- [INSTRUCTION]
Each line of the data that includes the string "Abdelrhman" is to be copied out.

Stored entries
* begin *

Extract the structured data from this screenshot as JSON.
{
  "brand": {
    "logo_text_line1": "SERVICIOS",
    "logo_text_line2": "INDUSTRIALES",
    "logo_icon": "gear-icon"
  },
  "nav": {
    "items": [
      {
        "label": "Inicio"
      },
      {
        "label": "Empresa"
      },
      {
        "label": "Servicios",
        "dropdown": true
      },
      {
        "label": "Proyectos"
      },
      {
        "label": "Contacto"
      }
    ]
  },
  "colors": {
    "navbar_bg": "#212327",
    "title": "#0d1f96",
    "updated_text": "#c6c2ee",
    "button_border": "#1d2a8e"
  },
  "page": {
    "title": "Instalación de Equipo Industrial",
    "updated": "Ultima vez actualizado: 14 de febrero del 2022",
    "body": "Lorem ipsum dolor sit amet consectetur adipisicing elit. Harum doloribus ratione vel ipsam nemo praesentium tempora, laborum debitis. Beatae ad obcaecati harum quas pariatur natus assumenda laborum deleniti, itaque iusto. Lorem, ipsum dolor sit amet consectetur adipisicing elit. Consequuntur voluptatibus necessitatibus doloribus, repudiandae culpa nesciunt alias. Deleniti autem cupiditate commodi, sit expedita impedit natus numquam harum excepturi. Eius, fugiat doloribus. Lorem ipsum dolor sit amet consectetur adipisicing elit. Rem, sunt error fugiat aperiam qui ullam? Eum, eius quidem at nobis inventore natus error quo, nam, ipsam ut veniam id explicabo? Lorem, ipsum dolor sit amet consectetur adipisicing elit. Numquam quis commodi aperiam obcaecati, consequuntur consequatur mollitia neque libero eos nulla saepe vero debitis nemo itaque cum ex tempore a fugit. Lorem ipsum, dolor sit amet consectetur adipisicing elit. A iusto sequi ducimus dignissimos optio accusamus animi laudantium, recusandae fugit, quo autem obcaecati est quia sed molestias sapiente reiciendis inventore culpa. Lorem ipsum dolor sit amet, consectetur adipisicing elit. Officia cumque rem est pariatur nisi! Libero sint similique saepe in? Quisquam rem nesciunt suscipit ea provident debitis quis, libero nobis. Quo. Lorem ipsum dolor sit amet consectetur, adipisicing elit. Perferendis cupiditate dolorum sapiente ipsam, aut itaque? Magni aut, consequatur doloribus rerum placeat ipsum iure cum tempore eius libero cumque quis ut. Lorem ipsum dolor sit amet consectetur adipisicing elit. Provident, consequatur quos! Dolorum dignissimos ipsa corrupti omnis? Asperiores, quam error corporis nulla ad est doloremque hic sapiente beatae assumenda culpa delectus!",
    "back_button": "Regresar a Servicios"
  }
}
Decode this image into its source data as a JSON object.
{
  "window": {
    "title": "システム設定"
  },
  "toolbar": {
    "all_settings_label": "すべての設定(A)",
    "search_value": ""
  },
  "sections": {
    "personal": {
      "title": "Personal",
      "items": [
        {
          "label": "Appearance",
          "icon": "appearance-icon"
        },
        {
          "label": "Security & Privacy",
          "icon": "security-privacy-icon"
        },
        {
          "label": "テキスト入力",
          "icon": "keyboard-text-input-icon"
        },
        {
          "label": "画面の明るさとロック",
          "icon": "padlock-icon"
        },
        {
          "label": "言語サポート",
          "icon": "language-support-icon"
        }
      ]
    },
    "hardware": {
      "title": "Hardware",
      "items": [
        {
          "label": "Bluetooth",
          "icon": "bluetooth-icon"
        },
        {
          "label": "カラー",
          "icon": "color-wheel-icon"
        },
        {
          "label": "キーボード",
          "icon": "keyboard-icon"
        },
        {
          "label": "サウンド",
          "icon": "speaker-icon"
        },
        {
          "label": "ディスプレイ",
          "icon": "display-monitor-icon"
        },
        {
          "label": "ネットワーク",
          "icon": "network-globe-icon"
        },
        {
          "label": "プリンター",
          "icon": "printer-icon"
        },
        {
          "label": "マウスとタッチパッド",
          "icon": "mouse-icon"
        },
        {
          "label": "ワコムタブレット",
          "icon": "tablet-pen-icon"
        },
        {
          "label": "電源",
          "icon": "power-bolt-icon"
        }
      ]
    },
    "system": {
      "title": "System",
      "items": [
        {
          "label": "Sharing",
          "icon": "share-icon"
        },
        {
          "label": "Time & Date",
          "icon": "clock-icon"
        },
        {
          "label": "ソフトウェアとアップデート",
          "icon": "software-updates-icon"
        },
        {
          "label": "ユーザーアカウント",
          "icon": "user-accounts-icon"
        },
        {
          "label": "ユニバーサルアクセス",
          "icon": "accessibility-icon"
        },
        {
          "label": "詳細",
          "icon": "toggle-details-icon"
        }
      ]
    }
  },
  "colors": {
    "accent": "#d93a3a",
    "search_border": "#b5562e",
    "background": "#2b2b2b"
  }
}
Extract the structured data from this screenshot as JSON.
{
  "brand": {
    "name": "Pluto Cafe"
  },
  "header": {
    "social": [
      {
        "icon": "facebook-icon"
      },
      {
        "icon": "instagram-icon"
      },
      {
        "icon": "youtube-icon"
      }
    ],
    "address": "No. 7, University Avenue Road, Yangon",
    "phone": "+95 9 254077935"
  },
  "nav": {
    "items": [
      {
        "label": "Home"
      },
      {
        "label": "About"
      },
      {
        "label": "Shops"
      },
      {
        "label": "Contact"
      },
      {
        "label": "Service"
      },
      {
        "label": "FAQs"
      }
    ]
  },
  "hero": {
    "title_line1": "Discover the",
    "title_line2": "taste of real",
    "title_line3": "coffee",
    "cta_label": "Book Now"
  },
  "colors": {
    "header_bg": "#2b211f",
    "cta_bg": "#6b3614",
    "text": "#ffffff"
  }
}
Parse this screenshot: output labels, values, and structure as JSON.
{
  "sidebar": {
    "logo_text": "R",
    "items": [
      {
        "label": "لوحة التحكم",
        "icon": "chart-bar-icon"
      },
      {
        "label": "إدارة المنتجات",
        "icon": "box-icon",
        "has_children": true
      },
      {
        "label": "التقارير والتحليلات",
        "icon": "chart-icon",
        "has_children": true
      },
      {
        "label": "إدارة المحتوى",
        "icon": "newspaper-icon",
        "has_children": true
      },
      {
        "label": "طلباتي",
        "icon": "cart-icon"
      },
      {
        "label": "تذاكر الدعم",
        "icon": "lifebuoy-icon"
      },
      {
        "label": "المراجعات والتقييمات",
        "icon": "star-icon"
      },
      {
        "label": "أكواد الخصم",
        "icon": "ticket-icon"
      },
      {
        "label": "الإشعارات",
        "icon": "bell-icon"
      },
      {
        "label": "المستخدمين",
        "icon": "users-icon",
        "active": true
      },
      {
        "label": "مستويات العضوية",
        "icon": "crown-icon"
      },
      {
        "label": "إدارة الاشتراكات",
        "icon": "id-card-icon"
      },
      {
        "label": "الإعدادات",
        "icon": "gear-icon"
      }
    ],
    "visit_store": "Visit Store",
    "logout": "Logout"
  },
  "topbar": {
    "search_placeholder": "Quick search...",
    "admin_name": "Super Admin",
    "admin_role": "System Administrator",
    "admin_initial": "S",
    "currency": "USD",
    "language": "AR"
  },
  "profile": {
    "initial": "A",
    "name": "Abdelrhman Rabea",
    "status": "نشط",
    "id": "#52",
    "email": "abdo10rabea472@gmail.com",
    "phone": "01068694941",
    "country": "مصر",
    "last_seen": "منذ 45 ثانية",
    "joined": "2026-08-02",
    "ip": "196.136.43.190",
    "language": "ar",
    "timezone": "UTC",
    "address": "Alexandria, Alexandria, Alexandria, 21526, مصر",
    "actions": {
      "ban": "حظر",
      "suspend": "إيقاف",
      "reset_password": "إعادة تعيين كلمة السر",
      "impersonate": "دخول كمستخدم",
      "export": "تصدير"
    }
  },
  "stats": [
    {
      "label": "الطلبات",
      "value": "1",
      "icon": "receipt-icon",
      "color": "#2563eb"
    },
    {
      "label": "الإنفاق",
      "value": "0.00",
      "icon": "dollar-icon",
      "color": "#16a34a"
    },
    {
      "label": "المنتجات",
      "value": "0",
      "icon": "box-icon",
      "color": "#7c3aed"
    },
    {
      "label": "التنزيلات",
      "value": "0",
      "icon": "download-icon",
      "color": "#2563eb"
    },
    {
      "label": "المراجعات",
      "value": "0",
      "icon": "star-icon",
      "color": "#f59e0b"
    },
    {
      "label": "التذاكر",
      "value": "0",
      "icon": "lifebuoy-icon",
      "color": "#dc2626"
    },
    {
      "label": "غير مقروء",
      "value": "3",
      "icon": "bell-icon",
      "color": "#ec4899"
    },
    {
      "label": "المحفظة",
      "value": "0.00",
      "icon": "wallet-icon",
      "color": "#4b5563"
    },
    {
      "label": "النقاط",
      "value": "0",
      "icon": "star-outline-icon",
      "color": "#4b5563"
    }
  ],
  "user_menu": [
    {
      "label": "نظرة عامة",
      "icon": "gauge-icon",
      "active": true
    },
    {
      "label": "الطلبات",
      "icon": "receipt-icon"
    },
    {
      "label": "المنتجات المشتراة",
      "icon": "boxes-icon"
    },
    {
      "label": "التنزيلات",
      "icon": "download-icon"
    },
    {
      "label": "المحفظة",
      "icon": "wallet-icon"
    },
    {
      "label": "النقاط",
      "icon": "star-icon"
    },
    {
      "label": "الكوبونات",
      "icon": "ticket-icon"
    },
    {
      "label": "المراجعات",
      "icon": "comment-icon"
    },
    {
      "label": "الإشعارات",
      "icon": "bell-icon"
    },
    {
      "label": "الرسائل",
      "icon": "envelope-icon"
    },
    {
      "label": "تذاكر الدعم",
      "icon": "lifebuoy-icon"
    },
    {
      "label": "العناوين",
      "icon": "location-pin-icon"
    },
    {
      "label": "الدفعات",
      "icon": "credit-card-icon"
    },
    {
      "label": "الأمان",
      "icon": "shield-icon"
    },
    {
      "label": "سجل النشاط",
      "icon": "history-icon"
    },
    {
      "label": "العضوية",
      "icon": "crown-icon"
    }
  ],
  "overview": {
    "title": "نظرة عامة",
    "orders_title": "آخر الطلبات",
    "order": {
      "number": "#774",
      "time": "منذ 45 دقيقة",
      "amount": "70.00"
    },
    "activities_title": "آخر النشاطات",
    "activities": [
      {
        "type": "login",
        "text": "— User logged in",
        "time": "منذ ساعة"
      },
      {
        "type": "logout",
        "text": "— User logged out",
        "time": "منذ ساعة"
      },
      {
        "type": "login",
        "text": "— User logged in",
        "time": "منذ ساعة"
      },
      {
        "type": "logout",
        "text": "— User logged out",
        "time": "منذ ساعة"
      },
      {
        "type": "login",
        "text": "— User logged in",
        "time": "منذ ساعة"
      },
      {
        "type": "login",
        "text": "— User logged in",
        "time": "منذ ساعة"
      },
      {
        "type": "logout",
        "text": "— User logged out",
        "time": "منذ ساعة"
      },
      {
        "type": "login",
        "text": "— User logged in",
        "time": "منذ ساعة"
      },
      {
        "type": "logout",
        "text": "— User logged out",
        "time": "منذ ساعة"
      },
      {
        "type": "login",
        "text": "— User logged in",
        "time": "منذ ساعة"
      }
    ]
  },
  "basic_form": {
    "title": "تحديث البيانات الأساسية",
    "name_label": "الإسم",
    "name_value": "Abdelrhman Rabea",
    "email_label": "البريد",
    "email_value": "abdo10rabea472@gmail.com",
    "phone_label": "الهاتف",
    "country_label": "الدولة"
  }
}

* end *

- [RESPONSE TO THIS EXERCISE]
    "name": "Abdelrhman Rabea",
    "name_value": "Abdelrhman Rabea",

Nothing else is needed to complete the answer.